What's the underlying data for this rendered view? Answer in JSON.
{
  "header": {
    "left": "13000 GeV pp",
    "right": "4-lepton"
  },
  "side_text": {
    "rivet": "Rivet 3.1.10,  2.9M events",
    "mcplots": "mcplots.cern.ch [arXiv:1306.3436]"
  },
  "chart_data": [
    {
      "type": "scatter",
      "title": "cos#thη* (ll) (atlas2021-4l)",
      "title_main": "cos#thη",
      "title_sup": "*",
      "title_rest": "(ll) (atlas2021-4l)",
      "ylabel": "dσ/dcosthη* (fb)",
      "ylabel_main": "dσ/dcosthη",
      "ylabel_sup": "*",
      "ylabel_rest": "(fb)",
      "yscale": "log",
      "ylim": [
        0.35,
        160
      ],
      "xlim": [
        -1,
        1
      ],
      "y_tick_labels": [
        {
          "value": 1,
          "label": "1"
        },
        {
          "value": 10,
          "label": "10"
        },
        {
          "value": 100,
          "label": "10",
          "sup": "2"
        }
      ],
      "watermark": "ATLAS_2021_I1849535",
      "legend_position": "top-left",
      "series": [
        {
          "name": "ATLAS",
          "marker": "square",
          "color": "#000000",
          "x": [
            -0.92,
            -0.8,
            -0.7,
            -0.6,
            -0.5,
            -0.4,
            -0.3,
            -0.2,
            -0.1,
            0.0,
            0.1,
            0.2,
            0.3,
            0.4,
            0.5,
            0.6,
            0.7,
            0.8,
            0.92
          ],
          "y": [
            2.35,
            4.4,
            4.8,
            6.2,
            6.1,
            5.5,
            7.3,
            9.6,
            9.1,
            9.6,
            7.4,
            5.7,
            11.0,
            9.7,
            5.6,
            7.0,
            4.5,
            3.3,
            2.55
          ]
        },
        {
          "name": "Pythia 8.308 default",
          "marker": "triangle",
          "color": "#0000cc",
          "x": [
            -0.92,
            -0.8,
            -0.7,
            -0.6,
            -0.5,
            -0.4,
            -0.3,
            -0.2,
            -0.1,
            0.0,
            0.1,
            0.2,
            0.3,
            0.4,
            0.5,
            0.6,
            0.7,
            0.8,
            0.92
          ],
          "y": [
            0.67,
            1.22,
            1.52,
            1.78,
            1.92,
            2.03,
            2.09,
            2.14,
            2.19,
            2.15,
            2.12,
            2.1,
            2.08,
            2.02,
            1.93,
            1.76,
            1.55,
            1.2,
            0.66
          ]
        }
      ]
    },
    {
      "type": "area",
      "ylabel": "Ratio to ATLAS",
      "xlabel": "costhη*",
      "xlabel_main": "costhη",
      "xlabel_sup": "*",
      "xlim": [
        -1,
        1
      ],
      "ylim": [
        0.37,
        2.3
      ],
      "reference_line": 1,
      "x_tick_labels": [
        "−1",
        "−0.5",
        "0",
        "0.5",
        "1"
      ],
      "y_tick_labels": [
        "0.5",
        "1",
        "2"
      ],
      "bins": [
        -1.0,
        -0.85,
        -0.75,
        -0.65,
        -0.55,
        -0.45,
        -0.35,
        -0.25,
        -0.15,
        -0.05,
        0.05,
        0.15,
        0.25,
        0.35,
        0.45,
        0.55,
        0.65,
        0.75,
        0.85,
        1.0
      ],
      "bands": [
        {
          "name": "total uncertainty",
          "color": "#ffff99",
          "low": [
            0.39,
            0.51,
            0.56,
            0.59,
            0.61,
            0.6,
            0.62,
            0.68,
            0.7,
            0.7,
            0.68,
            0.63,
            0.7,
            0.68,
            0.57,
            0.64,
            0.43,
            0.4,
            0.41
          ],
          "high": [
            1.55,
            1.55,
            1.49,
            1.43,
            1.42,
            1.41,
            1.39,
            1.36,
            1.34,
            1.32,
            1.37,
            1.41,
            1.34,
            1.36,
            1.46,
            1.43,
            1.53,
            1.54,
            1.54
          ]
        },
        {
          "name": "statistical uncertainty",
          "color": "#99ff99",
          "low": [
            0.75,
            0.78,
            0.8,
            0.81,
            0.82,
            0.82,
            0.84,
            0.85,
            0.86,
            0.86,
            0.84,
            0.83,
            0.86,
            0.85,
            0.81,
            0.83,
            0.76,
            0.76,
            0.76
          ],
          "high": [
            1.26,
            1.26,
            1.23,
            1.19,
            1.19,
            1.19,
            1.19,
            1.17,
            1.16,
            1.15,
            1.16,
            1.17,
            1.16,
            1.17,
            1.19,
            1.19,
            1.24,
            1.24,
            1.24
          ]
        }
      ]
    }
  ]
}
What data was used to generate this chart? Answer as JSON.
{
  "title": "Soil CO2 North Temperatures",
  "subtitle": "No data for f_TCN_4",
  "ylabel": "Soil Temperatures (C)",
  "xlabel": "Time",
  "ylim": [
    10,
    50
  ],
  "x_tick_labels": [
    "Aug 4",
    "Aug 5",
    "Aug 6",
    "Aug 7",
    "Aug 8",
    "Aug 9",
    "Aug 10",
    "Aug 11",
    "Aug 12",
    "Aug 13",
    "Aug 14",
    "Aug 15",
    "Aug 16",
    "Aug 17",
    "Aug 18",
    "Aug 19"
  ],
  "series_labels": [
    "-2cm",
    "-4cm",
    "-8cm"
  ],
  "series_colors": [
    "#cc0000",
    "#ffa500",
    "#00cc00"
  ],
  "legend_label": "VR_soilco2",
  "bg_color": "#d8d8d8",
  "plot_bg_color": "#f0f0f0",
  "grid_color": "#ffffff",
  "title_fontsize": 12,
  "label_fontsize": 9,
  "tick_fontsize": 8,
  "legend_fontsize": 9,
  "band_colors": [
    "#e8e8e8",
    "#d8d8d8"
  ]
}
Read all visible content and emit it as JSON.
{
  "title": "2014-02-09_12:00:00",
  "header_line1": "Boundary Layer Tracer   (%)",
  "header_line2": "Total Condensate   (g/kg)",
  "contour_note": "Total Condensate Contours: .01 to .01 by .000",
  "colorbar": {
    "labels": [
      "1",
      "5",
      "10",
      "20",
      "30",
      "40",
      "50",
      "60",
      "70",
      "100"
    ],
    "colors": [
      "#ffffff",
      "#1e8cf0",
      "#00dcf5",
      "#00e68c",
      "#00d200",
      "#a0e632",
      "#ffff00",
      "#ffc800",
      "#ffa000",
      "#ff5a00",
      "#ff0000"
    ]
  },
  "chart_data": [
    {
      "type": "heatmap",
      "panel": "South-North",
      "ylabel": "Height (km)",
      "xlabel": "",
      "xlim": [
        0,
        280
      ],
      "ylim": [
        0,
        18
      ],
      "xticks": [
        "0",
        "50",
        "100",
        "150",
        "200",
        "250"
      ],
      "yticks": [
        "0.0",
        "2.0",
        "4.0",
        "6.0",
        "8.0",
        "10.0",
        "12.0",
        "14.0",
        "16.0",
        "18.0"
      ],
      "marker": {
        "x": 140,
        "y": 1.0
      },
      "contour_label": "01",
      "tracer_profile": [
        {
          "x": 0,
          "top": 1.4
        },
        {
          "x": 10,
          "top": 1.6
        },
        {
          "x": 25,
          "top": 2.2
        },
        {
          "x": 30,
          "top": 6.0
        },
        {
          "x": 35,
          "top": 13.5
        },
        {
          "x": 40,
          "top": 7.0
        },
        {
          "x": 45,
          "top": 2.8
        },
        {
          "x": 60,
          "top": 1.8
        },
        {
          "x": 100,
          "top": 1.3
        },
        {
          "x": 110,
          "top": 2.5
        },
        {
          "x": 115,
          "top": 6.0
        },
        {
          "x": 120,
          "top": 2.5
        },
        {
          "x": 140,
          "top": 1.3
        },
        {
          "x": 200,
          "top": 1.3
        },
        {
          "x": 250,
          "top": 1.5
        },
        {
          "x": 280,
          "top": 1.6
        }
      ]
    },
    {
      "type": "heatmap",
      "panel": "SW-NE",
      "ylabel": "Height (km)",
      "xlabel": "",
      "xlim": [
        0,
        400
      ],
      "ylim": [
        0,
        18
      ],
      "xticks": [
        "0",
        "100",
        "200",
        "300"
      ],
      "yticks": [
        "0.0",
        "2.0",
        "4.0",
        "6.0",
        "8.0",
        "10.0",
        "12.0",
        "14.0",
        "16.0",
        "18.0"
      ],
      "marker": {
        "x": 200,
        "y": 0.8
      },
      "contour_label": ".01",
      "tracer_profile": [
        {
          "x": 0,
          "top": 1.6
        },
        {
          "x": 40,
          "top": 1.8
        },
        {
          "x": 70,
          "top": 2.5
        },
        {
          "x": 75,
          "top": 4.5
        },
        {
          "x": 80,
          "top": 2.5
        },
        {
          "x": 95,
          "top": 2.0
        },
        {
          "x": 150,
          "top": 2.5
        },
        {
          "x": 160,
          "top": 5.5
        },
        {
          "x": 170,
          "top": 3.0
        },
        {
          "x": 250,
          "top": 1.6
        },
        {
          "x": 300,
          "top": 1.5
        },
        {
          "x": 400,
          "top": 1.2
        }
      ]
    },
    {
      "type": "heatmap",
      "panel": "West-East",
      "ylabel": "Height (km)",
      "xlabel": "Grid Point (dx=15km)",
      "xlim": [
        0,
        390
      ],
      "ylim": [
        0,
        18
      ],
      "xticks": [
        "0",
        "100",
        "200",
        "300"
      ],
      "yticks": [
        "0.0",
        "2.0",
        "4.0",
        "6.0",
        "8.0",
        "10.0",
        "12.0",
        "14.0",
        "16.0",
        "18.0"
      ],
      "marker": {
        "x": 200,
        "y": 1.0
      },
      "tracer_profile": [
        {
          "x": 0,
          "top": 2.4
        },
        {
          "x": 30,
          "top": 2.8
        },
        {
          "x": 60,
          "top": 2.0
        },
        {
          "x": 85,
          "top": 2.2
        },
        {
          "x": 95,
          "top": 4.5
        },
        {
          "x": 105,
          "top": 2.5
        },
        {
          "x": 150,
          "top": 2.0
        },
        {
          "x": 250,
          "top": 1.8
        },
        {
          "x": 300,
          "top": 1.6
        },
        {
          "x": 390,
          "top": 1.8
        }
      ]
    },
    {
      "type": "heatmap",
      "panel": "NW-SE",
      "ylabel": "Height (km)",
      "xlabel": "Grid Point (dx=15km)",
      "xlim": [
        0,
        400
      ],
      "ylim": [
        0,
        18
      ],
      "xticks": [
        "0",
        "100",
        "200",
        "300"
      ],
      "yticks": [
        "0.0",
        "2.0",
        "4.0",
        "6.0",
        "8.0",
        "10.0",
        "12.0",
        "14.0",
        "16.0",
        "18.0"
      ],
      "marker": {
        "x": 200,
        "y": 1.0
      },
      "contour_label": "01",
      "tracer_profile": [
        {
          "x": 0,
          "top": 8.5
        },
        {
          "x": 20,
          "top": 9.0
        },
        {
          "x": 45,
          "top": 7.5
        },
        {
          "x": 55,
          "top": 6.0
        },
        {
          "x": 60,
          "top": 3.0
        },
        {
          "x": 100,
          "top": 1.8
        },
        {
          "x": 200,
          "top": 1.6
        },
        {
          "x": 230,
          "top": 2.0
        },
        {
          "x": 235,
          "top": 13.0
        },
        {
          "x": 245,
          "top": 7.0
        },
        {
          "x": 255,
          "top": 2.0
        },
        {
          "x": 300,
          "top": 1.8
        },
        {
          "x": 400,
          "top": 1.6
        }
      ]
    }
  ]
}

## WHAT YOU SHOULD DO
Search the entries for the word "panel", then gather every line that has it.

## EXERCISE OUTPUT
      "panel": "South-North",
      "panel": "SW-NE",
      "panel": "West-East",
      "panel": "NW-SE",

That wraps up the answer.